Short task
Omit the pictures, then reproduce every remaining record exactly.

Input records
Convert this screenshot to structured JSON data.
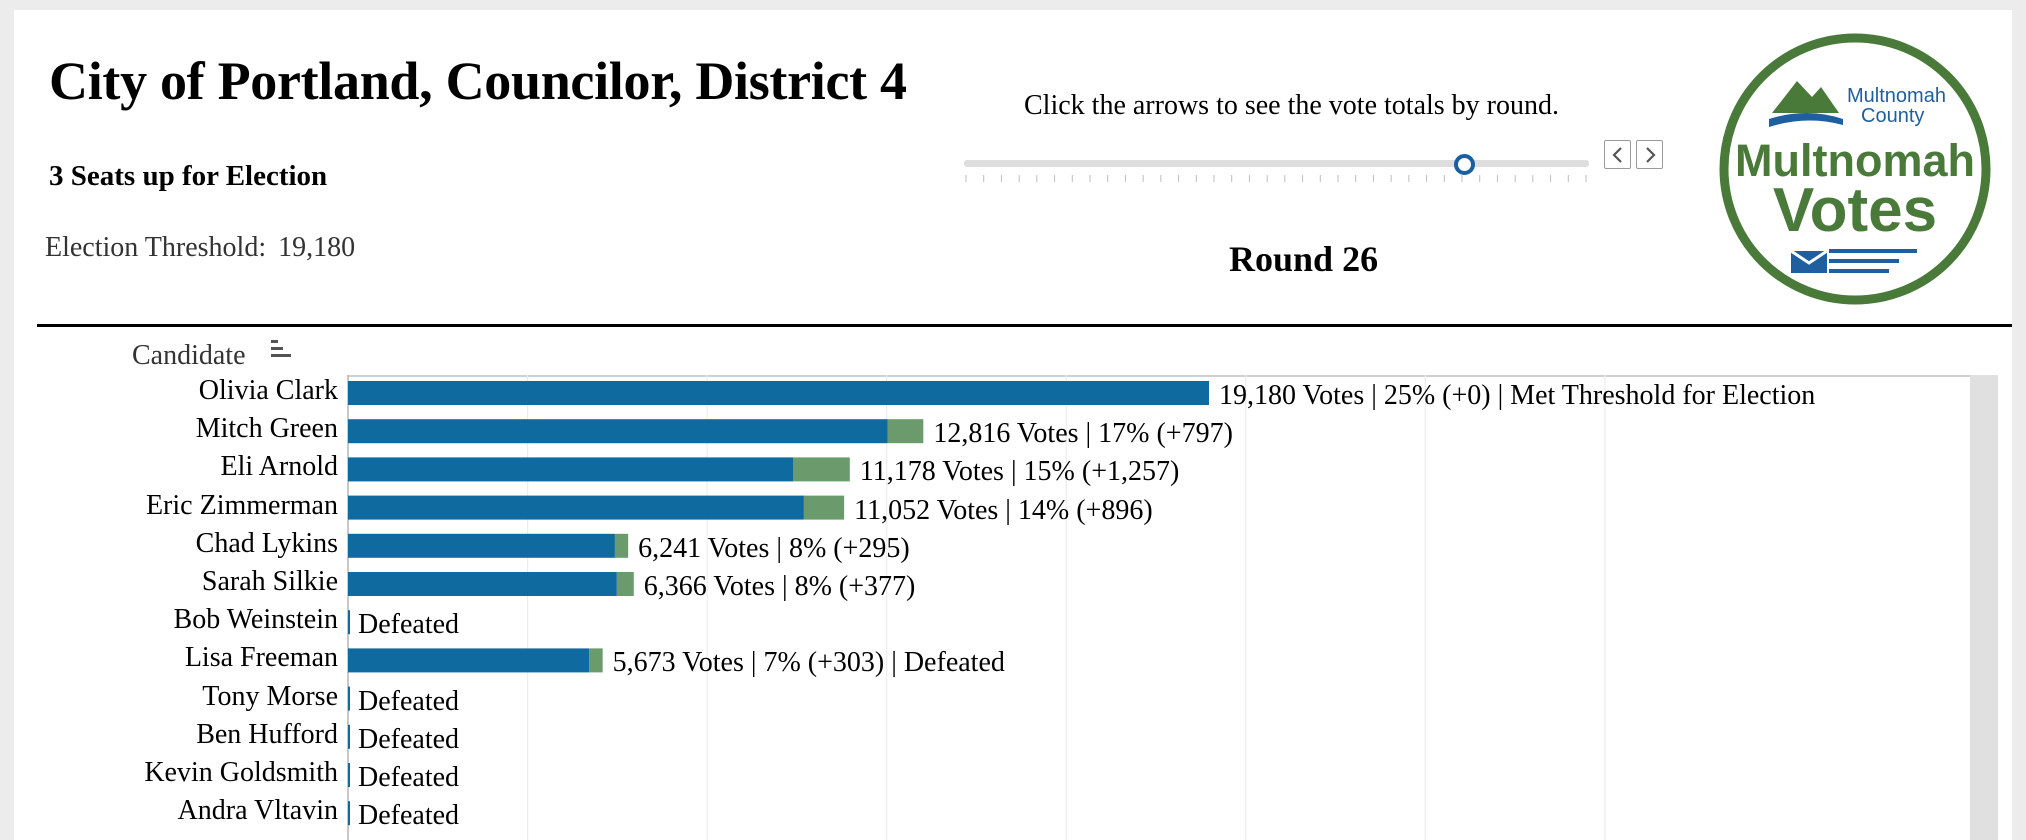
{
  "header": {
    "title": "City of Portland, Councilor, District 4",
    "subtitle": "3 Seats up for Election",
    "threshold_label": "Election Threshold:",
    "threshold_value": "19,180"
  },
  "round_control": {
    "instruction": "Click the arrows to see the vote totals by round.",
    "round_label": "Round 26",
    "slider_position_fraction": 0.8,
    "tick_count": 36
  },
  "logo": {
    "top_text": "Multnomah",
    "top_text2": "County",
    "main_text": "Multnomah",
    "main_text2": "Votes",
    "color": "#4a7a3a",
    "icon": "mountain-river-icon"
  },
  "colors": {
    "votes_bar": "#0f6aa0",
    "transfer_bar": "#6b9a6c",
    "divider": "#000000"
  },
  "chart_data": {
    "type": "bar",
    "orientation": "horizontal",
    "column_header": "Candidate",
    "x_max": 29000,
    "gridlines": true,
    "series": [
      {
        "name": "votes",
        "values": [
          19180,
          12019,
          9921,
          10156,
          5946,
          5989,
          0,
          5370,
          0,
          0,
          0,
          0
        ]
      },
      {
        "name": "transfer",
        "values": [
          0,
          797,
          1257,
          896,
          295,
          377,
          0,
          303,
          0,
          0,
          0,
          0
        ]
      }
    ],
    "categories": [
      "Olivia Clark",
      "Mitch Green",
      "Eli Arnold",
      "Eric Zimmerman",
      "Chad Lykins",
      "Sarah Silkie",
      "Bob Weinstein",
      "Lisa Freeman",
      "Tony Morse",
      "Ben Hufford",
      "Kevin Goldsmith",
      "Andra Vltavin"
    ],
    "labels": [
      "19,180 Votes | 25% (+0) | Met Threshold for Election",
      "12,816 Votes | 17% (+797)",
      "11,178 Votes | 15% (+1,257)",
      "11,052 Votes | 14% (+896)",
      "6,241 Votes | 8% (+295)",
      "6,366 Votes | 8% (+377)",
      "Defeated",
      "5,673 Votes | 7% (+303) | Defeated",
      "Defeated",
      "Defeated",
      "Defeated",
      "Defeated"
    ]
  }
}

Solution to this exercise
Convert this screenshot to structured JSON data.
{
  "header": {
    "title": "City of Portland, Councilor, District 4",
    "subtitle": "3 Seats up for Election",
    "threshold_label": "Election Threshold:",
    "threshold_value": "19,180"
  },
  "round_control": {
    "instruction": "Click the arrows to see the vote totals by round.",
    "round_label": "Round 26",
    "slider_position_fraction": 0.8,
    "tick_count": 36
  },
  "logo": {
    "top_text": "Multnomah",
    "top_text2": "County",
    "main_text": "Multnomah",
    "main_text2": "Votes",
    "color": "#4a7a3a",
    "icon": "mountain-river-icon"
  },
  "colors": {
    "votes_bar": "#0f6aa0",
    "transfer_bar": "#6b9a6c",
    "divider": "#000000"
  },
  "chart_data": {
    "type": "bar",
    "orientation": "horizontal",
    "column_header": "Candidate",
    "x_max": 29000,
    "gridlines": true,
    "series": [
      {
        "name": "votes",
        "values": [
          19180,
          12019,
          9921,
          10156,
          5946,
          5989,
          0,
          5370,
          0,
          0,
          0,
          0
        ]
      },
      {
        "name": "transfer",
        "values": [
          0,
          797,
          1257,
          896,
          295,
          377,
          0,
          303,
          0,
          0,
          0,
          0
        ]
      }
    ],
    "categories": [
      "Olivia Clark",
      "Mitch Green",
      "Eli Arnold",
      "Eric Zimmerman",
      "Chad Lykins",
      "Sarah Silkie",
      "Bob Weinstein",
      "Lisa Freeman",
      "Tony Morse",
      "Ben Hufford",
      "Kevin Goldsmith",
      "Andra Vltavin"
    ],
    "labels": [
      "19,180 Votes | 25% (+0) | Met Threshold for Election",
      "12,816 Votes | 17% (+797)",
      "11,178 Votes | 15% (+1,257)",
      "11,052 Votes | 14% (+896)",
      "6,241 Votes | 8% (+295)",
      "6,366 Votes | 8% (+377)",
      "Defeated",
      "5,673 Votes | 7% (+303) | Defeated",
      "Defeated",
      "Defeated",
      "Defeated",
      "Defeated"
    ]
  }
}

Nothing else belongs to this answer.